Task goal:
Read the records below. Copy each line where the string "JSON" occurs.

#### Data for processing

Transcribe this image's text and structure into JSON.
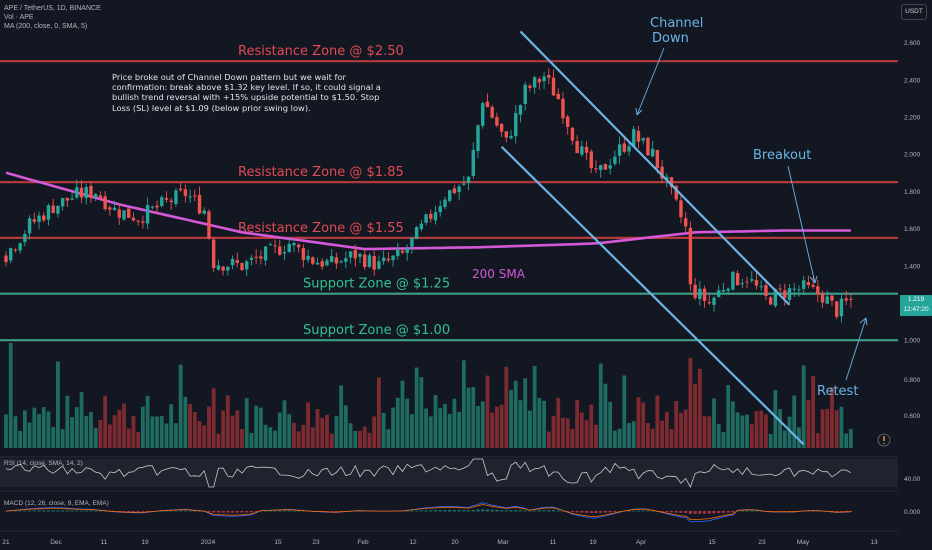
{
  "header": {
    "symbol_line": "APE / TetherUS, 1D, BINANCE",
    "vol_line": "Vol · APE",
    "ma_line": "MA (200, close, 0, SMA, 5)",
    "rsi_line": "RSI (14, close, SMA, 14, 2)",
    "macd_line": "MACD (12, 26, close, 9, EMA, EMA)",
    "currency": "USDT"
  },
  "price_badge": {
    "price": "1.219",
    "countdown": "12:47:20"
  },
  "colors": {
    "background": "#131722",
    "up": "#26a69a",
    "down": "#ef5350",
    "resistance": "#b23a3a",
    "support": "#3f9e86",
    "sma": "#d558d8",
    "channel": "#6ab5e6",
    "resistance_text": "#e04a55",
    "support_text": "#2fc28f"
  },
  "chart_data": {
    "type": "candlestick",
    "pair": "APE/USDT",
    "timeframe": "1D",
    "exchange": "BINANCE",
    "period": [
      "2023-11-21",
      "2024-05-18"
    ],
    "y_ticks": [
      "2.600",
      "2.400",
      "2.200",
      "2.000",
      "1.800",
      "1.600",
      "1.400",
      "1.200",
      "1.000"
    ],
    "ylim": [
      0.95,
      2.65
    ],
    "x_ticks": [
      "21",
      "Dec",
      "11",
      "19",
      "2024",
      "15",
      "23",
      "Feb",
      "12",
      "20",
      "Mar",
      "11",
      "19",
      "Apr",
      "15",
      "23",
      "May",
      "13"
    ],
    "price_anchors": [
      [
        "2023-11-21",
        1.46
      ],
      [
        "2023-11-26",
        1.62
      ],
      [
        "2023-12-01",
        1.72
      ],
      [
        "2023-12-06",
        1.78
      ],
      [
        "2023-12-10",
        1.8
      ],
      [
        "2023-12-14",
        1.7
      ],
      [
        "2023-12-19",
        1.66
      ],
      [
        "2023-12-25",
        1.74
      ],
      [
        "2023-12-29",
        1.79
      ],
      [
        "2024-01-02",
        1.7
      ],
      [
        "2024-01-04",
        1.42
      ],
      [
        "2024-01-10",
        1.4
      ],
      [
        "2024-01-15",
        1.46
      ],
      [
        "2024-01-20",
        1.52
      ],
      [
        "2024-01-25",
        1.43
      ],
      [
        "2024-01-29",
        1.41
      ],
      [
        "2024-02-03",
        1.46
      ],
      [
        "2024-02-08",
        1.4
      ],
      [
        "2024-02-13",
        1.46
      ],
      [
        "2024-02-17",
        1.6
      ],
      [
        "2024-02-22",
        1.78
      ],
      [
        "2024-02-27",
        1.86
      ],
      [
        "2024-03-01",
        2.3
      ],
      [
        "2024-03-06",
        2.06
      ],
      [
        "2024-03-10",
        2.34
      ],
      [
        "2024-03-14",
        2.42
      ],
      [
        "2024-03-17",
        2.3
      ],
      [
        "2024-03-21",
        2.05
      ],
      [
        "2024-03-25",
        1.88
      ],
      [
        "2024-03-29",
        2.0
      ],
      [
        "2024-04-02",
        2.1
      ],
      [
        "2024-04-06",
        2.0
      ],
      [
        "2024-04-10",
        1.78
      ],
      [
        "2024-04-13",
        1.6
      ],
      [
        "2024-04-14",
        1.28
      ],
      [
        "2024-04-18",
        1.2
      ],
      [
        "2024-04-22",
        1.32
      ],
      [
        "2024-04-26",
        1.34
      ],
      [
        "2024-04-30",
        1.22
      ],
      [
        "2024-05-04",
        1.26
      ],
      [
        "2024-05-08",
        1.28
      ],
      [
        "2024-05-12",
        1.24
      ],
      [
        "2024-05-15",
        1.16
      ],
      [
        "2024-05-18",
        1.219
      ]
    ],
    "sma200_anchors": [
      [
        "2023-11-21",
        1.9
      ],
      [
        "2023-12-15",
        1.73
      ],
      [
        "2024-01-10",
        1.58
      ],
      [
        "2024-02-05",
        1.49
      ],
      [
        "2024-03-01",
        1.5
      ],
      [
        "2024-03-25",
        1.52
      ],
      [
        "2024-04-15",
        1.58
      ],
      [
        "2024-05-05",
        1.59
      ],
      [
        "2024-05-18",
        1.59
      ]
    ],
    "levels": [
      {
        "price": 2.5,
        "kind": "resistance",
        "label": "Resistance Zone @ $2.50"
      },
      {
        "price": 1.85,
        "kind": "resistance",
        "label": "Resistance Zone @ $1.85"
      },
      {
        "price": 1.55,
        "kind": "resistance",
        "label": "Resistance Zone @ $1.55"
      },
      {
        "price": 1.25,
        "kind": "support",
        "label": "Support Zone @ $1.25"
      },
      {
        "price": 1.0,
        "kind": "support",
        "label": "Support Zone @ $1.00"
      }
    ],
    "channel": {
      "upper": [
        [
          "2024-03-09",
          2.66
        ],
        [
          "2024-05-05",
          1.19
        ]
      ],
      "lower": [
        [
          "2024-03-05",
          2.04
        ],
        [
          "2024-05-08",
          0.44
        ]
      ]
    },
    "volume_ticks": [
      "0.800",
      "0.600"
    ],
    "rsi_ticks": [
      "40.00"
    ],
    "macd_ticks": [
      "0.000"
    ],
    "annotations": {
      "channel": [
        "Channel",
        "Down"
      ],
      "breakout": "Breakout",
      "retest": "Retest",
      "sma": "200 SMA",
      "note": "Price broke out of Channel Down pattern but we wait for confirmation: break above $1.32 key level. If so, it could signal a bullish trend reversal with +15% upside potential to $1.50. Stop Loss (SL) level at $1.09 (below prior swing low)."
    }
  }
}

########
#### Data for processing

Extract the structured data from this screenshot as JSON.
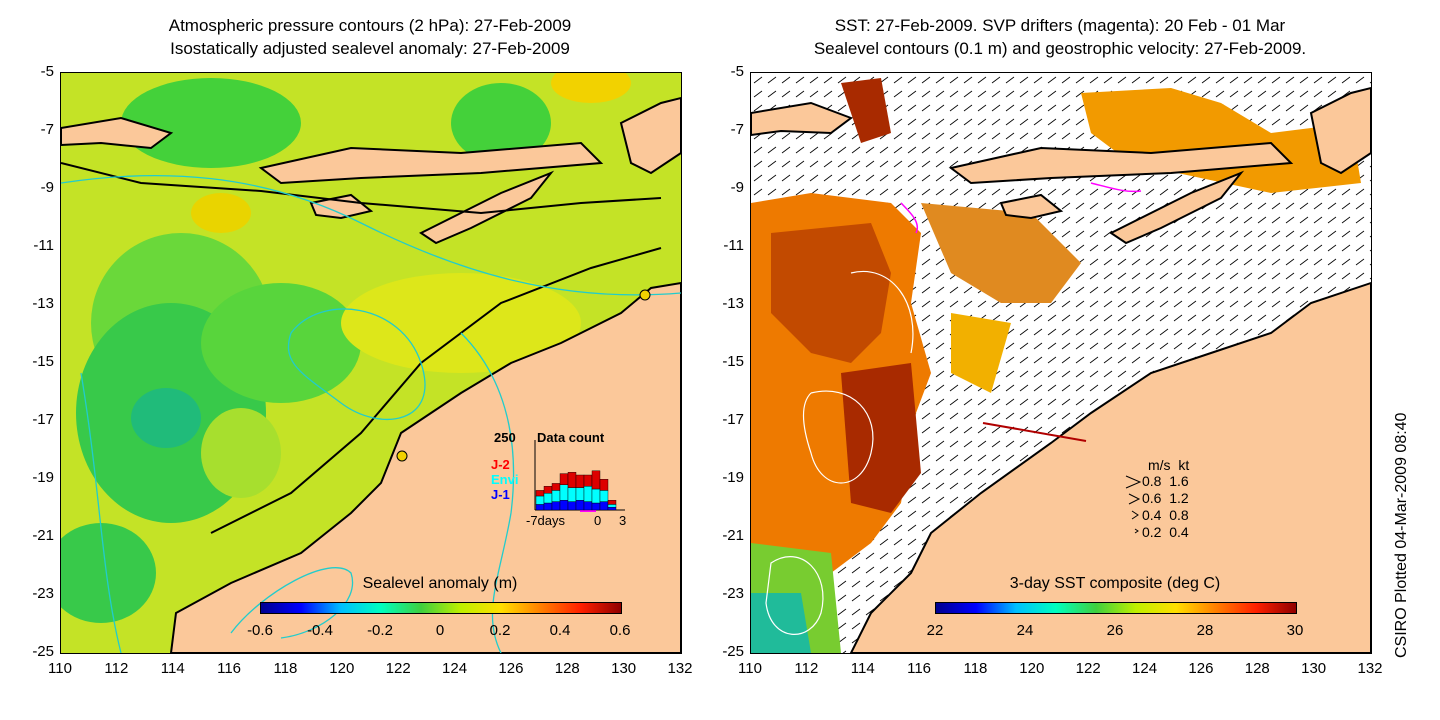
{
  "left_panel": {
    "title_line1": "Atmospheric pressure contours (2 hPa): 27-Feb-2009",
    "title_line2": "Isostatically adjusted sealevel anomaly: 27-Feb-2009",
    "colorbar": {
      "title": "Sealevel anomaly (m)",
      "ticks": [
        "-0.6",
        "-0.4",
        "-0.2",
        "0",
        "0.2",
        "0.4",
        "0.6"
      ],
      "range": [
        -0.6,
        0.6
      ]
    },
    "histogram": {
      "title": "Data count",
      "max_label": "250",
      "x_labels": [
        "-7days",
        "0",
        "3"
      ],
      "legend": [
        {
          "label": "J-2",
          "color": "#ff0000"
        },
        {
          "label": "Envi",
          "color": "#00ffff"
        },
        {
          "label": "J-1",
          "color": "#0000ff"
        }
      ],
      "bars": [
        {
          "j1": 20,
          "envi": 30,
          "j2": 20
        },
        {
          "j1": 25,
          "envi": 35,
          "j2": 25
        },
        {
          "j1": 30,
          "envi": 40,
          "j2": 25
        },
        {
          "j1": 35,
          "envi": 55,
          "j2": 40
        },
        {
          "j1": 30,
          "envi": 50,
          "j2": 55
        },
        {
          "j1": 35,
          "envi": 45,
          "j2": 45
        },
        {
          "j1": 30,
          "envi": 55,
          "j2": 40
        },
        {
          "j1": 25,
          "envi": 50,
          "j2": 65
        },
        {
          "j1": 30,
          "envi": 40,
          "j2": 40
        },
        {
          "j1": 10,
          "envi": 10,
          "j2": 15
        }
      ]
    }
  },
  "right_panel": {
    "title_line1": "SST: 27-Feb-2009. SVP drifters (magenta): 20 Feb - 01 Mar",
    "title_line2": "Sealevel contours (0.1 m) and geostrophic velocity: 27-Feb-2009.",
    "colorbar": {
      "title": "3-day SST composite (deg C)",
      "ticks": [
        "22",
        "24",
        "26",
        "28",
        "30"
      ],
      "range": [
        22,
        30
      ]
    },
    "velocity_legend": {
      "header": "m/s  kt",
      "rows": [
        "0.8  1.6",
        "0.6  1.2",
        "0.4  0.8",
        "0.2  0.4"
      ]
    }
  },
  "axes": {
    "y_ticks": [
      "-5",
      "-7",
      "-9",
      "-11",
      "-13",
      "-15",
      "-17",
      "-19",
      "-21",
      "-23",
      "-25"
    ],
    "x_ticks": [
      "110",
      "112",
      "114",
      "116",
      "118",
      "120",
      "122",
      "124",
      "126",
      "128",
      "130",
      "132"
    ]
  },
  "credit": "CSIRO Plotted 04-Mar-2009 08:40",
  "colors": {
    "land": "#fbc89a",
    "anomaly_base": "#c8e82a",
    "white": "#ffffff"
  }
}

########

The answer:
Transcribe this image's text and structure into JSON.
Extract the structured data from this screenshot as JSON.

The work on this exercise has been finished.